#### EXERCISE PROMPT
Set the listing down again in full, word for word, with the pictures left out.

•••

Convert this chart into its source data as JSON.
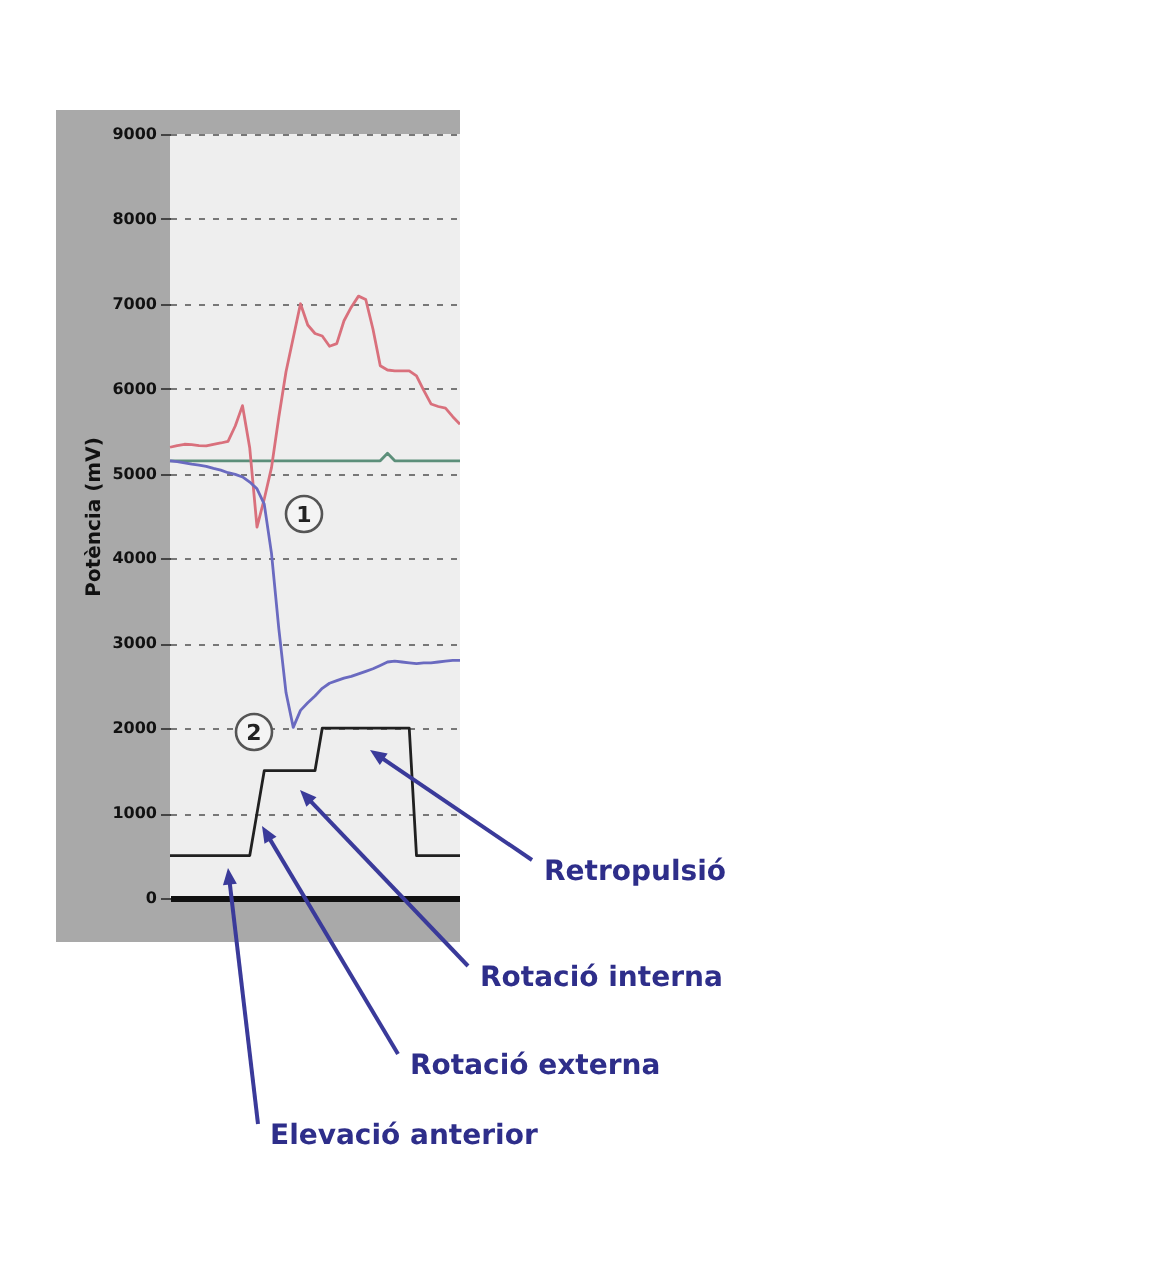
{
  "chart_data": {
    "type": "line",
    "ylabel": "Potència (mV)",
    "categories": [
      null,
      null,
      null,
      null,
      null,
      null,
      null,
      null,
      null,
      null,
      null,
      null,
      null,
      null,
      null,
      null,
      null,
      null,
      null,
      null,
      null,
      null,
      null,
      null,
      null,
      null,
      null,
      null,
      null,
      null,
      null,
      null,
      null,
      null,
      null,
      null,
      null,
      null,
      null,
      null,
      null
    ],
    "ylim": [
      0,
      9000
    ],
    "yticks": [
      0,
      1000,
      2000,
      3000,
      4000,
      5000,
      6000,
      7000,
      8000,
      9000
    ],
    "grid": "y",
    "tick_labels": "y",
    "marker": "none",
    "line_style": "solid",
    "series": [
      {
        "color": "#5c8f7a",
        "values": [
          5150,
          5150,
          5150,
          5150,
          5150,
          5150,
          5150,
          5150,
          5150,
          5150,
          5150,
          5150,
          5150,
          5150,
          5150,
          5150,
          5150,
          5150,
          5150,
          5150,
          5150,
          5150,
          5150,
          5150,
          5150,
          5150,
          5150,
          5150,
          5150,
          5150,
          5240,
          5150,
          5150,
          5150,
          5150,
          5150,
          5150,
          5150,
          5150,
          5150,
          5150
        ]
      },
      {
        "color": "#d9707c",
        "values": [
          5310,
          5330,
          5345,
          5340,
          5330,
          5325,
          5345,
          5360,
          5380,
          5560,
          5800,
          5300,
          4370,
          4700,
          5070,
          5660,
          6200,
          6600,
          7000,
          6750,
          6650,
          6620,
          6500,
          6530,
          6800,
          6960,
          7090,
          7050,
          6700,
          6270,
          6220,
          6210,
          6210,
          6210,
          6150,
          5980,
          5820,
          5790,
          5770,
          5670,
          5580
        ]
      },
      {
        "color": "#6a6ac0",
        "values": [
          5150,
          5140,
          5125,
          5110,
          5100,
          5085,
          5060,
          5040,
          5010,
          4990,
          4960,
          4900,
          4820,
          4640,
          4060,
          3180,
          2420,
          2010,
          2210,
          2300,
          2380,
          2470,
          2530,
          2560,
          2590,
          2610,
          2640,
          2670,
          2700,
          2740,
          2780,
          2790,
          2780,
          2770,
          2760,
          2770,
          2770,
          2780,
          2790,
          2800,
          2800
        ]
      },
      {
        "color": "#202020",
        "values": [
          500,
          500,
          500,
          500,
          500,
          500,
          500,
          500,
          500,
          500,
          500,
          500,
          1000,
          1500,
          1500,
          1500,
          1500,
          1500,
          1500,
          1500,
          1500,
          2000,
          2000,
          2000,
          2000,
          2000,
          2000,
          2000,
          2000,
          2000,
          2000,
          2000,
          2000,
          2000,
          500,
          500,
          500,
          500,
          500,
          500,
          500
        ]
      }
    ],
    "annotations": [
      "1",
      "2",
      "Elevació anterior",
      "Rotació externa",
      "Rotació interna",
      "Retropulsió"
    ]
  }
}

•••

#### RESULT BELOW
Convert this chart into its source data as JSON.
{
  "chart_data": {
    "type": "line",
    "ylabel": "Potència (mV)",
    "categories": [
      null,
      null,
      null,
      null,
      null,
      null,
      null,
      null,
      null,
      null,
      null,
      null,
      null,
      null,
      null,
      null,
      null,
      null,
      null,
      null,
      null,
      null,
      null,
      null,
      null,
      null,
      null,
      null,
      null,
      null,
      null,
      null,
      null,
      null,
      null,
      null,
      null,
      null,
      null,
      null,
      null
    ],
    "ylim": [
      0,
      9000
    ],
    "yticks": [
      0,
      1000,
      2000,
      3000,
      4000,
      5000,
      6000,
      7000,
      8000,
      9000
    ],
    "grid": "y",
    "tick_labels": "y",
    "marker": "none",
    "line_style": "solid",
    "series": [
      {
        "color": "#5c8f7a",
        "values": [
          5150,
          5150,
          5150,
          5150,
          5150,
          5150,
          5150,
          5150,
          5150,
          5150,
          5150,
          5150,
          5150,
          5150,
          5150,
          5150,
          5150,
          5150,
          5150,
          5150,
          5150,
          5150,
          5150,
          5150,
          5150,
          5150,
          5150,
          5150,
          5150,
          5150,
          5240,
          5150,
          5150,
          5150,
          5150,
          5150,
          5150,
          5150,
          5150,
          5150,
          5150
        ]
      },
      {
        "color": "#d9707c",
        "values": [
          5310,
          5330,
          5345,
          5340,
          5330,
          5325,
          5345,
          5360,
          5380,
          5560,
          5800,
          5300,
          4370,
          4700,
          5070,
          5660,
          6200,
          6600,
          7000,
          6750,
          6650,
          6620,
          6500,
          6530,
          6800,
          6960,
          7090,
          7050,
          6700,
          6270,
          6220,
          6210,
          6210,
          6210,
          6150,
          5980,
          5820,
          5790,
          5770,
          5670,
          5580
        ]
      },
      {
        "color": "#6a6ac0",
        "values": [
          5150,
          5140,
          5125,
          5110,
          5100,
          5085,
          5060,
          5040,
          5010,
          4990,
          4960,
          4900,
          4820,
          4640,
          4060,
          3180,
          2420,
          2010,
          2210,
          2300,
          2380,
          2470,
          2530,
          2560,
          2590,
          2610,
          2640,
          2670,
          2700,
          2740,
          2780,
          2790,
          2780,
          2770,
          2760,
          2770,
          2770,
          2780,
          2790,
          2800,
          2800
        ]
      },
      {
        "color": "#202020",
        "values": [
          500,
          500,
          500,
          500,
          500,
          500,
          500,
          500,
          500,
          500,
          500,
          500,
          1000,
          1500,
          1500,
          1500,
          1500,
          1500,
          1500,
          1500,
          1500,
          2000,
          2000,
          2000,
          2000,
          2000,
          2000,
          2000,
          2000,
          2000,
          2000,
          2000,
          2000,
          2000,
          500,
          500,
          500,
          500,
          500,
          500,
          500
        ]
      }
    ],
    "annotations": [
      "1",
      "2",
      "Elevació anterior",
      "Rotació externa",
      "Rotació interna",
      "Retropulsió"
    ]
  }
}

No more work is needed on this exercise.